▽

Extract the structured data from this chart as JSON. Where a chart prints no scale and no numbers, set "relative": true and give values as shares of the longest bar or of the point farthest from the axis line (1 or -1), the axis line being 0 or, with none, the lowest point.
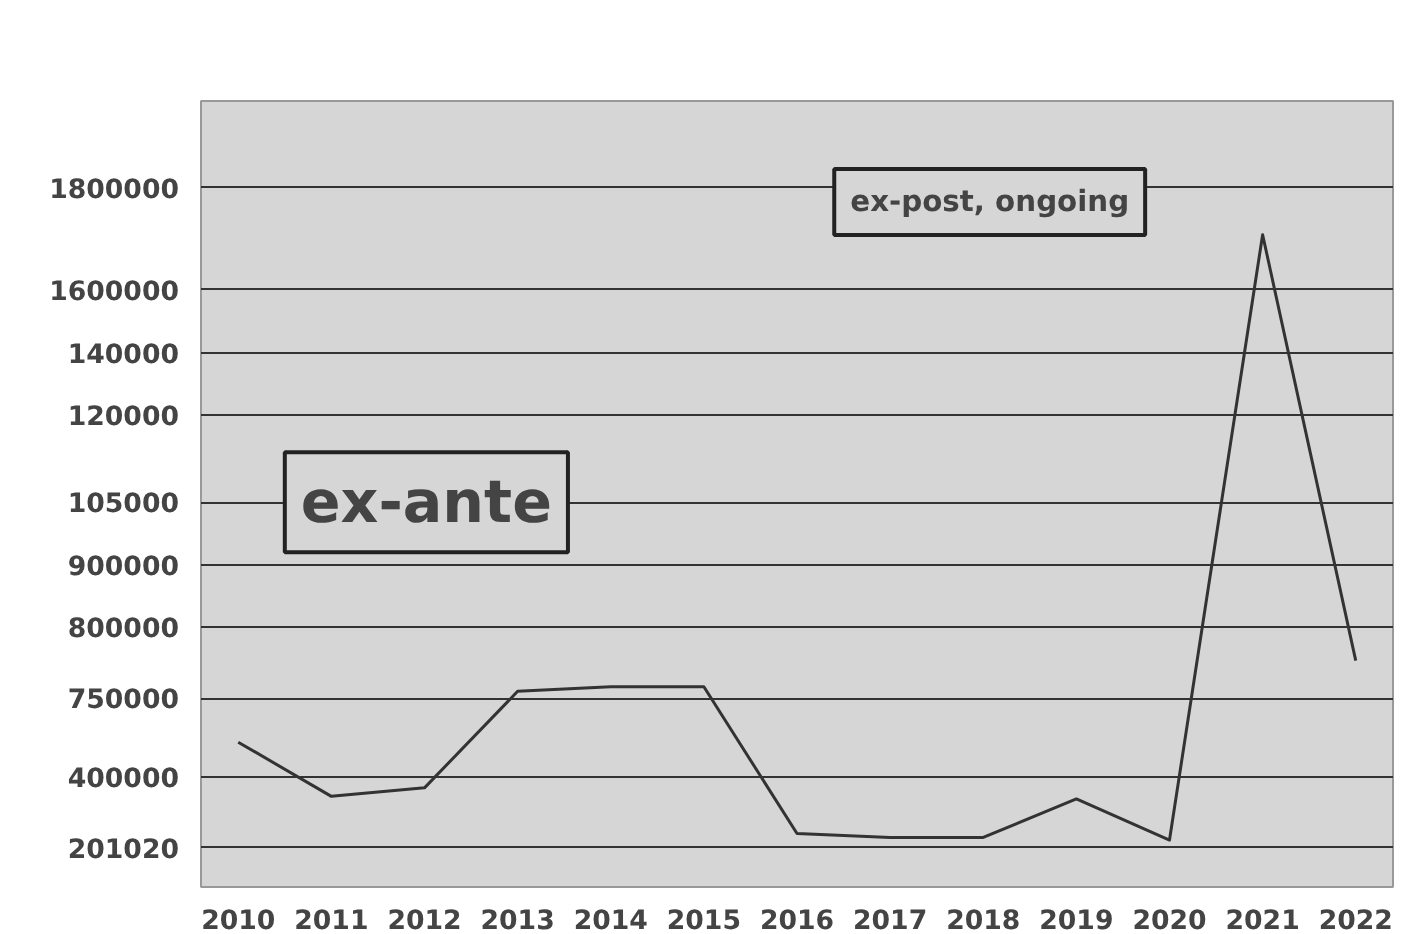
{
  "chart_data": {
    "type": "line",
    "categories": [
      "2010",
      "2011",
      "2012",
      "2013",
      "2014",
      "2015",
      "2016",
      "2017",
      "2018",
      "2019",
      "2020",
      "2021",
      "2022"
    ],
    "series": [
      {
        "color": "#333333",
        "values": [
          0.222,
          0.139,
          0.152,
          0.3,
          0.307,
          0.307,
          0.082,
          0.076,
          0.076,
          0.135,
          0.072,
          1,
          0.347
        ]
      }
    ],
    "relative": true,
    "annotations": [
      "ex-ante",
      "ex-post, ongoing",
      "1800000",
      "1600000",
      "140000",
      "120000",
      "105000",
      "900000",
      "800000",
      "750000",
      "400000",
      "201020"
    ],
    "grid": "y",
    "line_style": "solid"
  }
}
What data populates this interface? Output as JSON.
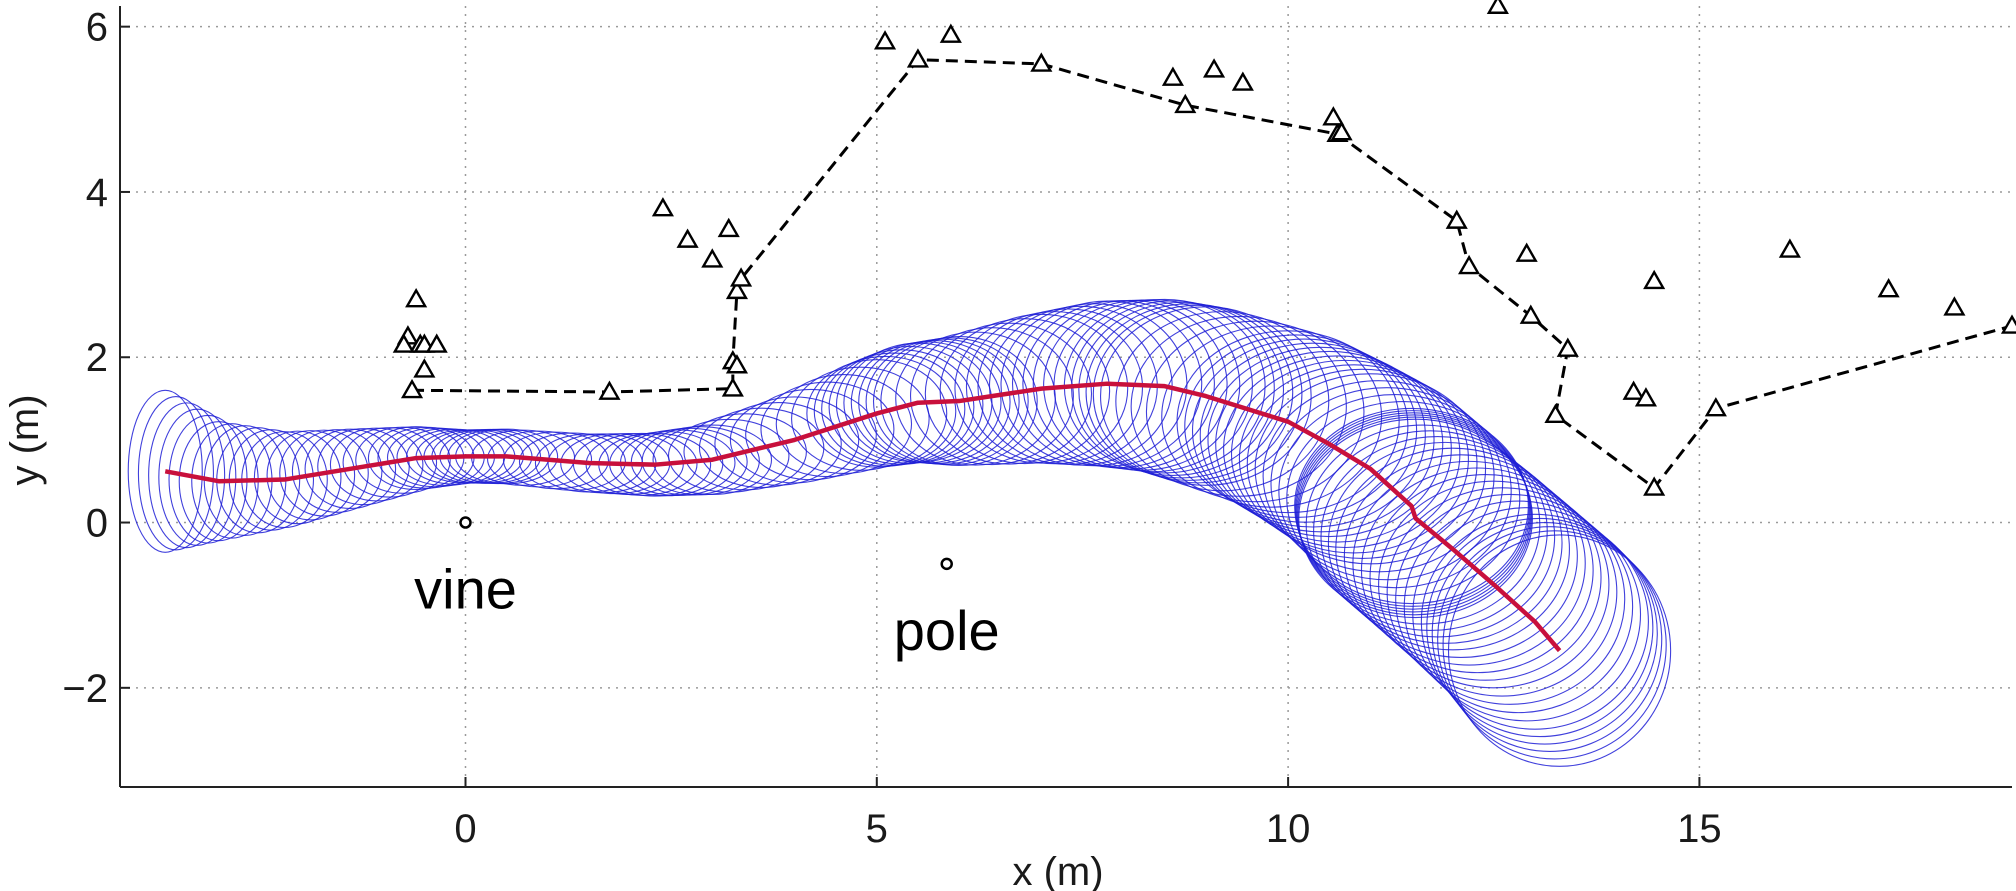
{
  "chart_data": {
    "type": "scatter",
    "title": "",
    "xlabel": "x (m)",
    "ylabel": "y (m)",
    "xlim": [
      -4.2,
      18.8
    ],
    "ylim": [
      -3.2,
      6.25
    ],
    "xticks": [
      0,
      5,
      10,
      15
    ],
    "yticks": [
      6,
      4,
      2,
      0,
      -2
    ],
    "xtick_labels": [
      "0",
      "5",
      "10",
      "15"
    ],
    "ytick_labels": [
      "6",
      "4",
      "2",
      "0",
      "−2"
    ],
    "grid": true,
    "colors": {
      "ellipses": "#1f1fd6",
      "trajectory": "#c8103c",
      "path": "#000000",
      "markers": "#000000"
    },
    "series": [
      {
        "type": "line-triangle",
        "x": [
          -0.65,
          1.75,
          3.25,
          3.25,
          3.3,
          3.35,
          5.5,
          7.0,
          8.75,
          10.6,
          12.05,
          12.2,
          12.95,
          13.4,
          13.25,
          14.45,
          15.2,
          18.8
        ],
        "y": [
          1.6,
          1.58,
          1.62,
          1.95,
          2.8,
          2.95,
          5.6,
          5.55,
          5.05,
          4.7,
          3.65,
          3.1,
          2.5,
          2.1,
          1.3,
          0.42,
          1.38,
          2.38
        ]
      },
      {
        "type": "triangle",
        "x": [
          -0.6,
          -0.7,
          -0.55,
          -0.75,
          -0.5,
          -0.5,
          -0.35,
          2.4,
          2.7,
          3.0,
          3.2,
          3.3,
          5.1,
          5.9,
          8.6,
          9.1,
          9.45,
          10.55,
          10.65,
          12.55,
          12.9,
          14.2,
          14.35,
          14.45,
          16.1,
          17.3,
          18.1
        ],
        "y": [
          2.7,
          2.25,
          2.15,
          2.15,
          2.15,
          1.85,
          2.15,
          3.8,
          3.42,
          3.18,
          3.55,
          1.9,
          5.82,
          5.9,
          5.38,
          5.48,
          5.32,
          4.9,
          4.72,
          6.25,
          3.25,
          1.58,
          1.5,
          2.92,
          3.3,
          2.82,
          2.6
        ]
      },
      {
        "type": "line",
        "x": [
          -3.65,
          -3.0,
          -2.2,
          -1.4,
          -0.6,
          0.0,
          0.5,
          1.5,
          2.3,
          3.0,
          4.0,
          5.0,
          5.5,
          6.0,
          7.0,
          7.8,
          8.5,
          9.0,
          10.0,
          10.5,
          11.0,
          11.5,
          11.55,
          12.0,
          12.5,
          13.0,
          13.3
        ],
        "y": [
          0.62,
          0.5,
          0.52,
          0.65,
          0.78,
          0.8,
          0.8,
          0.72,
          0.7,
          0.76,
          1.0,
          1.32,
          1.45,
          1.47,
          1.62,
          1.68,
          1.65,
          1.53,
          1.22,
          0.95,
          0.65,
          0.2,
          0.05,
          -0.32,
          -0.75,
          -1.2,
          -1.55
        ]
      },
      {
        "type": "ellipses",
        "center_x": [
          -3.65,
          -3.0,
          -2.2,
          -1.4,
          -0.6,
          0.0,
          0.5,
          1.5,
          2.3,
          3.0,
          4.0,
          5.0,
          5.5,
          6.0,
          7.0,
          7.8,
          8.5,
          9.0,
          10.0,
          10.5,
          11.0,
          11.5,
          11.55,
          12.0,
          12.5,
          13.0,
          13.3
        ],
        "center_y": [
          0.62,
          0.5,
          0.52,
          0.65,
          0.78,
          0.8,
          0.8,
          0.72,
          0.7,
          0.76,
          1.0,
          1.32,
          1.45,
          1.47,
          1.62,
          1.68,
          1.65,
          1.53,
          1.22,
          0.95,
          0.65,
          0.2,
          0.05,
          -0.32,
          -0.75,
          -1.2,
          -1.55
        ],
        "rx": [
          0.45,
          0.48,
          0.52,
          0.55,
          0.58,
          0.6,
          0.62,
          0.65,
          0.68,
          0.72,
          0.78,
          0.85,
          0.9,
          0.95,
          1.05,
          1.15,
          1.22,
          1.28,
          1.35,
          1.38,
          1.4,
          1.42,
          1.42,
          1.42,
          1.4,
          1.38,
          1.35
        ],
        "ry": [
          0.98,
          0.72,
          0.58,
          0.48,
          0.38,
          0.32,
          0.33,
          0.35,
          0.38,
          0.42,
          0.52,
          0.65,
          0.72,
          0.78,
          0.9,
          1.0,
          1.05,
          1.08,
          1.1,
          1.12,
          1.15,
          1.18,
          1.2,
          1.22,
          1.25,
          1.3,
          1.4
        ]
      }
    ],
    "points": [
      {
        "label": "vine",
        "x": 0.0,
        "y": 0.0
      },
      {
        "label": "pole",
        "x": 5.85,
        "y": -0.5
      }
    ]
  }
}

△

* **Required work**:
Locate the lines above that hold the word "this". Show every one of them.

* **Exercise response**:
Extract the structured data from this chart as JSON. Where a chart prints no scale and no numbers, set "relative": true and give values as shares of the longest bar or of the point farthest from the axis line (1 or -1), the axis line being 0 or, with none, the lowest point.
What data populates this interface? Output as JSON.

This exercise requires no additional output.